_Written problem_.
Determine the number of lines containing the word "Life". Reply with it and nothing else.

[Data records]
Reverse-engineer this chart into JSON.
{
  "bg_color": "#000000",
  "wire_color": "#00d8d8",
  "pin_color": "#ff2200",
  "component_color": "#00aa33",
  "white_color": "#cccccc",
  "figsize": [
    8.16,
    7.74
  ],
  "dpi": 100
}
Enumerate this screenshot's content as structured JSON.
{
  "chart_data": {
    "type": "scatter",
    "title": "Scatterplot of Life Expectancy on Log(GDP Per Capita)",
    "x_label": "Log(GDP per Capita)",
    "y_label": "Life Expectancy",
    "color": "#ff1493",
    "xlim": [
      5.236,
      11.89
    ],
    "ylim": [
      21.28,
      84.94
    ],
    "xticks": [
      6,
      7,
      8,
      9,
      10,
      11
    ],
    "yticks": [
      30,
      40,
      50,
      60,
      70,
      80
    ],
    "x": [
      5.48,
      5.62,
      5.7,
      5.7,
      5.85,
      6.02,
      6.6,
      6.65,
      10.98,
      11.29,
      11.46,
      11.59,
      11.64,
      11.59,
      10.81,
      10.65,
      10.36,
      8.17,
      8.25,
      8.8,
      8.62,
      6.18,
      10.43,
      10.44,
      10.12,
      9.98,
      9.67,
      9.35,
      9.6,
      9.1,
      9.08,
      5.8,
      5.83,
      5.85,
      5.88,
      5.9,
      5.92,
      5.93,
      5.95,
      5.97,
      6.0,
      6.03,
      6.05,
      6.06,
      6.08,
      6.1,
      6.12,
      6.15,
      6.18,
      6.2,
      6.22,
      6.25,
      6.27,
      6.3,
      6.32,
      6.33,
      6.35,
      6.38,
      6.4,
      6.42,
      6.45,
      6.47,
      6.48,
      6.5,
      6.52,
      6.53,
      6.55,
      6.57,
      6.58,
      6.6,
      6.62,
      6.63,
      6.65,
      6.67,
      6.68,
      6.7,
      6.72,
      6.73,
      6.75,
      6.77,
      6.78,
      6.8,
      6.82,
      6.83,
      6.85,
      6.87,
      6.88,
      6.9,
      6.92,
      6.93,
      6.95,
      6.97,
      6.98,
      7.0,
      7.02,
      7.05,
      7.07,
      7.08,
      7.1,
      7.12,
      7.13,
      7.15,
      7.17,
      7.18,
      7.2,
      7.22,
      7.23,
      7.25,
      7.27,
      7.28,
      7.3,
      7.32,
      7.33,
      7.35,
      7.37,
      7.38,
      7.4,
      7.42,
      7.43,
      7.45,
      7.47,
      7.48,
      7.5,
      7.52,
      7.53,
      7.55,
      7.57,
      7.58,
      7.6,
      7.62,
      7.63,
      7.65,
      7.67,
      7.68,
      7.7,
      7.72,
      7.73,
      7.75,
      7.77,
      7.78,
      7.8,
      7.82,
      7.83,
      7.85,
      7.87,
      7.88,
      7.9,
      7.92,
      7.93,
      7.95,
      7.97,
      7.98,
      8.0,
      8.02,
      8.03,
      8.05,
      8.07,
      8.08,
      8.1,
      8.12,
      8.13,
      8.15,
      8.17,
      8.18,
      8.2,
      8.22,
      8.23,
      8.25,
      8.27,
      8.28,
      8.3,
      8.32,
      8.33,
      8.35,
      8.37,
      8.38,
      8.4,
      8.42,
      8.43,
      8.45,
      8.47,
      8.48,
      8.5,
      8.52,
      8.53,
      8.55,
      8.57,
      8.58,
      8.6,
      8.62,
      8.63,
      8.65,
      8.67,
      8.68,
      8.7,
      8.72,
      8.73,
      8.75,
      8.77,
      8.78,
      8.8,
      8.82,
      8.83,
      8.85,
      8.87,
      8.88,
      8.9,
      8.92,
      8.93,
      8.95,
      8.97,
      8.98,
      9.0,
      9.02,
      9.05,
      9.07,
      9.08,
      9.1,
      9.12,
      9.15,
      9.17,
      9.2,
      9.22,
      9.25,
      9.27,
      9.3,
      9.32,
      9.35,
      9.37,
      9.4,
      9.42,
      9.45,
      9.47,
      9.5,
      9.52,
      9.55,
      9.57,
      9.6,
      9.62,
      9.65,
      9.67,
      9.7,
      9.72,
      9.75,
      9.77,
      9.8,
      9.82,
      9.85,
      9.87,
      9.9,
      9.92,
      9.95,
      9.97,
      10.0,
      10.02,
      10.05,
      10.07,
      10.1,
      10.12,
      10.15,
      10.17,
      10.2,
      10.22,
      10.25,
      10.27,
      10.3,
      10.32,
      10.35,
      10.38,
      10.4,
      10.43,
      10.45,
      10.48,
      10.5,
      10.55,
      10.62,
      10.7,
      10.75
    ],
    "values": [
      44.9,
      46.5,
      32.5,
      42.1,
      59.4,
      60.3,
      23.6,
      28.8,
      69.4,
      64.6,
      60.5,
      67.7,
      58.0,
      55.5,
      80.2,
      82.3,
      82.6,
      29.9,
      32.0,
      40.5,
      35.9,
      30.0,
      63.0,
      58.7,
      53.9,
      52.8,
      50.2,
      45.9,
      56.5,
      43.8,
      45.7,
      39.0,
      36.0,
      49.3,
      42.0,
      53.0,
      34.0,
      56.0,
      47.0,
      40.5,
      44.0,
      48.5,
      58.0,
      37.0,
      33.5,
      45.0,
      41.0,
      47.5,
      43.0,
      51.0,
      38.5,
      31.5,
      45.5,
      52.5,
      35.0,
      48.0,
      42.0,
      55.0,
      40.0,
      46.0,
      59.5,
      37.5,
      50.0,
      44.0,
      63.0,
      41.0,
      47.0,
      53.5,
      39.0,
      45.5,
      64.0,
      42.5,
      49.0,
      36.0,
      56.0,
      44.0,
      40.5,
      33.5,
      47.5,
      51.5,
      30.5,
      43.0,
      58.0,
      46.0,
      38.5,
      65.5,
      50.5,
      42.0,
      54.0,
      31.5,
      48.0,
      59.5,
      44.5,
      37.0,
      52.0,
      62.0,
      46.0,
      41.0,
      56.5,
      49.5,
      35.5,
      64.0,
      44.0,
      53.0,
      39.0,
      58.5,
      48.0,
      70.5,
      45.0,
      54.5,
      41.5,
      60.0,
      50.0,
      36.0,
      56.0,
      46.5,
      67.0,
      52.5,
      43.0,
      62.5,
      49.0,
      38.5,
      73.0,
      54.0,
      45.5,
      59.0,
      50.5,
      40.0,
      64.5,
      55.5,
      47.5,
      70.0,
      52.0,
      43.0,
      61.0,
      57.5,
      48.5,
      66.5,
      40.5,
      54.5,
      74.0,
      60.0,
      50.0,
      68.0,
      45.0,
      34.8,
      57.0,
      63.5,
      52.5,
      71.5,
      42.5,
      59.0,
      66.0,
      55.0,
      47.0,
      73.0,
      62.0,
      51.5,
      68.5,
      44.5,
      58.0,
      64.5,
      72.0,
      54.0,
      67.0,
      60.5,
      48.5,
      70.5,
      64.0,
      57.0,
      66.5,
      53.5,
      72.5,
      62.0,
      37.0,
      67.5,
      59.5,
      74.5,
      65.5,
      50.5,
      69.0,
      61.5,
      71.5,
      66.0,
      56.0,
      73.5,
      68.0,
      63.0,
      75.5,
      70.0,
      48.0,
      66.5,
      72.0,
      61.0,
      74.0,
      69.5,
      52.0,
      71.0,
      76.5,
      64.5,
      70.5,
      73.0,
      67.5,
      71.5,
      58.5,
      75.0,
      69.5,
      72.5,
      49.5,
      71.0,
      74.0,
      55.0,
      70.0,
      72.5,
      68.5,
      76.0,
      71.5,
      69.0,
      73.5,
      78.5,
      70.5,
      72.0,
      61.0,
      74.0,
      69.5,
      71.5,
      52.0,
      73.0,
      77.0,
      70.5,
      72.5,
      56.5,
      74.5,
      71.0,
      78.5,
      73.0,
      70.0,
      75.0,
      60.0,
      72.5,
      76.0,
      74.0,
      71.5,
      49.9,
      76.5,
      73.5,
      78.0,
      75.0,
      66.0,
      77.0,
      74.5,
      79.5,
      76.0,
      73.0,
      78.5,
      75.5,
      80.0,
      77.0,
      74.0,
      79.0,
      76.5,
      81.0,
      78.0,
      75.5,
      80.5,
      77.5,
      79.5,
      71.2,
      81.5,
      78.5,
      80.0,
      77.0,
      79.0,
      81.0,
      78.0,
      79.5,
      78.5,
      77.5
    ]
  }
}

_Correct output_.
2